GIVEN REQUEST – In the entries, find all lines that hold the word "Participación" and copy them.

ENTRIES PROVIDED –

▼▼▼

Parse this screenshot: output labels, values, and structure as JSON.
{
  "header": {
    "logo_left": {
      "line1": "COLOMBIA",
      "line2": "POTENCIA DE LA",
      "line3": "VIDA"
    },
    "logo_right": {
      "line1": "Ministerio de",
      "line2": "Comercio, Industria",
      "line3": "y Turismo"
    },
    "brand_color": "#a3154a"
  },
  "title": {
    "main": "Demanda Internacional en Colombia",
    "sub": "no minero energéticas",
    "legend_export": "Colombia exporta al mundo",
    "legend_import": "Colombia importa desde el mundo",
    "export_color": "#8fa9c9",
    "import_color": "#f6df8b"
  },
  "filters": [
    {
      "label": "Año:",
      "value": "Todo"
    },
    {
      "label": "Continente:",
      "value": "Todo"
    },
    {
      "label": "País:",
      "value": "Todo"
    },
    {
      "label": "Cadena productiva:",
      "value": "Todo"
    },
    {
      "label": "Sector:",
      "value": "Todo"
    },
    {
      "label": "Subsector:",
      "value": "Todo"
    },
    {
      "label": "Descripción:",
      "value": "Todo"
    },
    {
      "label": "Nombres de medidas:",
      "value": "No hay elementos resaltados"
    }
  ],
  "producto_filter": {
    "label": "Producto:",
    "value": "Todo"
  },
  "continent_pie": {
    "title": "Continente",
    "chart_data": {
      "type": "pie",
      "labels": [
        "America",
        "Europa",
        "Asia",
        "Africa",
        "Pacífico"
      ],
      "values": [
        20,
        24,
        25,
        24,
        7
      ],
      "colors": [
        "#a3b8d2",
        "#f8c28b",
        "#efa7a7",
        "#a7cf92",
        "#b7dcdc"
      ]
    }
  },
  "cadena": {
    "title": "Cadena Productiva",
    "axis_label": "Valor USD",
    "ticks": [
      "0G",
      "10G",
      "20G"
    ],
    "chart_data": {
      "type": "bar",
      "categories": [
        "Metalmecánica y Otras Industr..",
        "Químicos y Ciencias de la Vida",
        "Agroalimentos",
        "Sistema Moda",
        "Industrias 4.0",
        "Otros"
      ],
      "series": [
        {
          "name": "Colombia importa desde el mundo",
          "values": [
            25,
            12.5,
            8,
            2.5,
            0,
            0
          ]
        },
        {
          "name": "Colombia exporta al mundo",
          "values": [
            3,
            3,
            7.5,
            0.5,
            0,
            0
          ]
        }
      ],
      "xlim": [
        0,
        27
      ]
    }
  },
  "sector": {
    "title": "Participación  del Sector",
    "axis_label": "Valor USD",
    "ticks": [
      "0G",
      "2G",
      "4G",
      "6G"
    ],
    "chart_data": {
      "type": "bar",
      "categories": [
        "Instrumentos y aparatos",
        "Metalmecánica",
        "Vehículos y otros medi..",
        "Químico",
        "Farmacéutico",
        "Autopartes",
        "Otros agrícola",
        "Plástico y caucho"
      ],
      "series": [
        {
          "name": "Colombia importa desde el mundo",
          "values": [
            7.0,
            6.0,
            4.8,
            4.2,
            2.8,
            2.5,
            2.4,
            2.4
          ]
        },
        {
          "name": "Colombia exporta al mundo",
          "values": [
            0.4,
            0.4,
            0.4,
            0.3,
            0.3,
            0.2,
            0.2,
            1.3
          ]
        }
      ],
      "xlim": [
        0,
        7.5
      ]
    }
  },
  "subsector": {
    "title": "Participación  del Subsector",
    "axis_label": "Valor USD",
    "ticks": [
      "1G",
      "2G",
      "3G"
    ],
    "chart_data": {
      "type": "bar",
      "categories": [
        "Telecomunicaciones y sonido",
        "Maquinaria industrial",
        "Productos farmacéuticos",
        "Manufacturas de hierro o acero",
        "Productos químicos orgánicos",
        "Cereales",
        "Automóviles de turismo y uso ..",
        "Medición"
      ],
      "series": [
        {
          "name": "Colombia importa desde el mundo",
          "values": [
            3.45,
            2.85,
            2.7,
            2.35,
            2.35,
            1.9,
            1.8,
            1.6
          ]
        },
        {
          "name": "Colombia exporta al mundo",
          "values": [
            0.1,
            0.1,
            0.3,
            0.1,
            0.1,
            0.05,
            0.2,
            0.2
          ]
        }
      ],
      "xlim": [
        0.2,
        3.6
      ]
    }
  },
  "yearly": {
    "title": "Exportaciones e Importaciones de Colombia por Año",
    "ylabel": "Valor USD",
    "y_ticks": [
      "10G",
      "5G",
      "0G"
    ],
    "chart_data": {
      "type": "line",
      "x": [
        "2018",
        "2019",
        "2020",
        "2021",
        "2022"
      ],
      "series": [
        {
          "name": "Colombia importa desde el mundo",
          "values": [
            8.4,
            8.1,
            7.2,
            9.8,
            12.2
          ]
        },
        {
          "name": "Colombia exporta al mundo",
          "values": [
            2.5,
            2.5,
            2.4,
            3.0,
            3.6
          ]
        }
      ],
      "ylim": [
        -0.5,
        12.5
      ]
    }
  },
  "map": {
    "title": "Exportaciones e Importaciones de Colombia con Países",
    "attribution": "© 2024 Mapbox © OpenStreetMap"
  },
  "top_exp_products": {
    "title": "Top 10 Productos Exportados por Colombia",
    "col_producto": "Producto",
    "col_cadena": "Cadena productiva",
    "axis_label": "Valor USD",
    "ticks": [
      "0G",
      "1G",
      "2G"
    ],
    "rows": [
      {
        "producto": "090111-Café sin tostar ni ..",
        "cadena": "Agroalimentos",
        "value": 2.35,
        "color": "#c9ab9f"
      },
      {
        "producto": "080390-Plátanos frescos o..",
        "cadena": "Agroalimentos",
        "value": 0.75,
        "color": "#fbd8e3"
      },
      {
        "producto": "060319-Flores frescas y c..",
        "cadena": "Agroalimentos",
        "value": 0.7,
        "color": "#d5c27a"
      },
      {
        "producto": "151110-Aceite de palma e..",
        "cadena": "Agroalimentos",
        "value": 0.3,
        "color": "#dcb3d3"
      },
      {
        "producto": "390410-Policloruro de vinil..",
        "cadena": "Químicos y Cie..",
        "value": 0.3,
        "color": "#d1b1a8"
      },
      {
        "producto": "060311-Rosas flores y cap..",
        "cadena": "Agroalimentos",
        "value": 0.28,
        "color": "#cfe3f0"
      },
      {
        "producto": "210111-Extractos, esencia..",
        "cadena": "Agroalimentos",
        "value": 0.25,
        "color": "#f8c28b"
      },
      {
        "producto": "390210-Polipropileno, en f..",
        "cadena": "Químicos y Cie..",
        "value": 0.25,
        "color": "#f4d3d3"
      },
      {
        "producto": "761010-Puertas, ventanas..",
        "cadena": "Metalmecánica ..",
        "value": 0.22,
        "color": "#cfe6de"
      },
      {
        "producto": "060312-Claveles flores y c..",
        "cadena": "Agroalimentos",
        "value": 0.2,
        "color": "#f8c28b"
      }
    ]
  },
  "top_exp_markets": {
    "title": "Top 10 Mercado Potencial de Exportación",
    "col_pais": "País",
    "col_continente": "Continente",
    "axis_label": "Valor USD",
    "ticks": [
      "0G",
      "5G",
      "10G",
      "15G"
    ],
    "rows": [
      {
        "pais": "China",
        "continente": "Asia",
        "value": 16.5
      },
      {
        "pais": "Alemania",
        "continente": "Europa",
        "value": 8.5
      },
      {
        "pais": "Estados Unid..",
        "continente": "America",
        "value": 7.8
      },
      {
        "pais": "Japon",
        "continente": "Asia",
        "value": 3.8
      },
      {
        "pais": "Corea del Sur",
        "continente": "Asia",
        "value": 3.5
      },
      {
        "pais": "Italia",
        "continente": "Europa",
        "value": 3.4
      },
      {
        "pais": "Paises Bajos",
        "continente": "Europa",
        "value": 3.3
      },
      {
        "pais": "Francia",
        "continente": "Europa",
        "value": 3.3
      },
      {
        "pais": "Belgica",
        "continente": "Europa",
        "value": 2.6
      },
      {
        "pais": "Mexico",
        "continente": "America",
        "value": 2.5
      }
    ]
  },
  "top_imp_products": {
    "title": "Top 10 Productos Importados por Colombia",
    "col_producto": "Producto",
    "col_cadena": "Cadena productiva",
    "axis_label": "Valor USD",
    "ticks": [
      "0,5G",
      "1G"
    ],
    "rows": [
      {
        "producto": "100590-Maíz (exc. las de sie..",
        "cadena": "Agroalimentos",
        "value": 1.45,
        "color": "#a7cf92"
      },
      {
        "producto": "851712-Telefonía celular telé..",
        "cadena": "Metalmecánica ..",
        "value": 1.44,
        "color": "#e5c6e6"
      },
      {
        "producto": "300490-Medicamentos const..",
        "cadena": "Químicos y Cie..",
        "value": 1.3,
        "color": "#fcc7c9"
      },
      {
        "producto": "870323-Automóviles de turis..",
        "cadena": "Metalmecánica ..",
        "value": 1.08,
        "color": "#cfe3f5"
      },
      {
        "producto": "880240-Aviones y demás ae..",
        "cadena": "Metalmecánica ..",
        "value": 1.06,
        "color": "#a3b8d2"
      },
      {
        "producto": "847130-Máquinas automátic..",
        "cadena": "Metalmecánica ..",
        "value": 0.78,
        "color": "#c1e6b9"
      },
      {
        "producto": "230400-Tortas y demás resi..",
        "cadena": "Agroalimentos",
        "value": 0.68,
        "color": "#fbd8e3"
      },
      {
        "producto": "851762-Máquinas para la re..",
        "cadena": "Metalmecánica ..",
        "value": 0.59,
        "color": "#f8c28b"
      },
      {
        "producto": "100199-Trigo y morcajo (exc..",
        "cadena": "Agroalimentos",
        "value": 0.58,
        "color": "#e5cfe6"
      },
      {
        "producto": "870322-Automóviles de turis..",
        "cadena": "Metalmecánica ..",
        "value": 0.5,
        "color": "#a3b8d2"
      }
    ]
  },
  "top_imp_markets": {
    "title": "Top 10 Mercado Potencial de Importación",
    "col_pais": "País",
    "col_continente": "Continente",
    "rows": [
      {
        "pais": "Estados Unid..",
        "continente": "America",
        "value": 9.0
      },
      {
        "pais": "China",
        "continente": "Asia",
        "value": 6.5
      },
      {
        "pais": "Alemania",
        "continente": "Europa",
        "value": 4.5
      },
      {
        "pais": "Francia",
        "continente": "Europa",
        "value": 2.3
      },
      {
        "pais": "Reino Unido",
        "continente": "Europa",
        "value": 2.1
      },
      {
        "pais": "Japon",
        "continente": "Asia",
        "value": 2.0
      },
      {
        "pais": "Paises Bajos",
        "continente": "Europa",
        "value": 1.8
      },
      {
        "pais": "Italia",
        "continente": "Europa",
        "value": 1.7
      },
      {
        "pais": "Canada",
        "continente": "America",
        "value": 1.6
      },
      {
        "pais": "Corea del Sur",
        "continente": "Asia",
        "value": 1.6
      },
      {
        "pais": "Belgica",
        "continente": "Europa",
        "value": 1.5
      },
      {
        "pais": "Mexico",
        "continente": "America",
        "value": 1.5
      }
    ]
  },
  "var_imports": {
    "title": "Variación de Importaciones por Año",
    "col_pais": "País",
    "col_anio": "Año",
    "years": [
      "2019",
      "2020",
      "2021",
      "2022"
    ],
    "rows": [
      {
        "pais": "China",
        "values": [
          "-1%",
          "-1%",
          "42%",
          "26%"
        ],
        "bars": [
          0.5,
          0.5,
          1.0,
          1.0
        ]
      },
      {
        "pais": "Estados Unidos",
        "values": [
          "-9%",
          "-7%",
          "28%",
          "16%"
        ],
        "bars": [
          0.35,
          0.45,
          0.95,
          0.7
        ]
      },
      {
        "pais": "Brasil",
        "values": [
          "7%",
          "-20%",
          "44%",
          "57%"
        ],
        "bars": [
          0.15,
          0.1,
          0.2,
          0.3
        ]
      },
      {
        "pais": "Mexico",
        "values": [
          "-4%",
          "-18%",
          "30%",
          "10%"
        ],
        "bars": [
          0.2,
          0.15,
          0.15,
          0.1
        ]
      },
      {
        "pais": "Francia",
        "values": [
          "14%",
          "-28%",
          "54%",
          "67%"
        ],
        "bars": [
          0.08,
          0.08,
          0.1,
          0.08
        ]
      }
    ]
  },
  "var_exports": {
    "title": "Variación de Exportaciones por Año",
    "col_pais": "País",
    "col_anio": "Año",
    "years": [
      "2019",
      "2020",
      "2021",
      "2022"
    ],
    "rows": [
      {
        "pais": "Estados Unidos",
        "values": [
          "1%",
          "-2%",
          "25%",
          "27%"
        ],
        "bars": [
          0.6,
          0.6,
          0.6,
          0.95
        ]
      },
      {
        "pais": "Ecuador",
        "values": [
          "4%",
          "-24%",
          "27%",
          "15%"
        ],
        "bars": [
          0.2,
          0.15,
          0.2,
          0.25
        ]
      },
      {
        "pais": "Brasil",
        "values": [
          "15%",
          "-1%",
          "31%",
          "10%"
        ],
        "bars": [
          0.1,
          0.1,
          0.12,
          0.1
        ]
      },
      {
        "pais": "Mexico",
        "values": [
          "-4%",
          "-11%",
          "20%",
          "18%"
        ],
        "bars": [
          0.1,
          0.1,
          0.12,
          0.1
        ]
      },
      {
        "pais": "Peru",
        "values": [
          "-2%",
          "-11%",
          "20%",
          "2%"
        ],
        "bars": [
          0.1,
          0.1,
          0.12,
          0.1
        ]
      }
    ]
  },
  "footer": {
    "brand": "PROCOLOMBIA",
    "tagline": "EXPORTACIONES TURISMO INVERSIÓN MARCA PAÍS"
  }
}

▲▲▲

THE COMPLETED TASK –
    "title": "Participación  del Sector",
    "title": "Participación  del Subsector",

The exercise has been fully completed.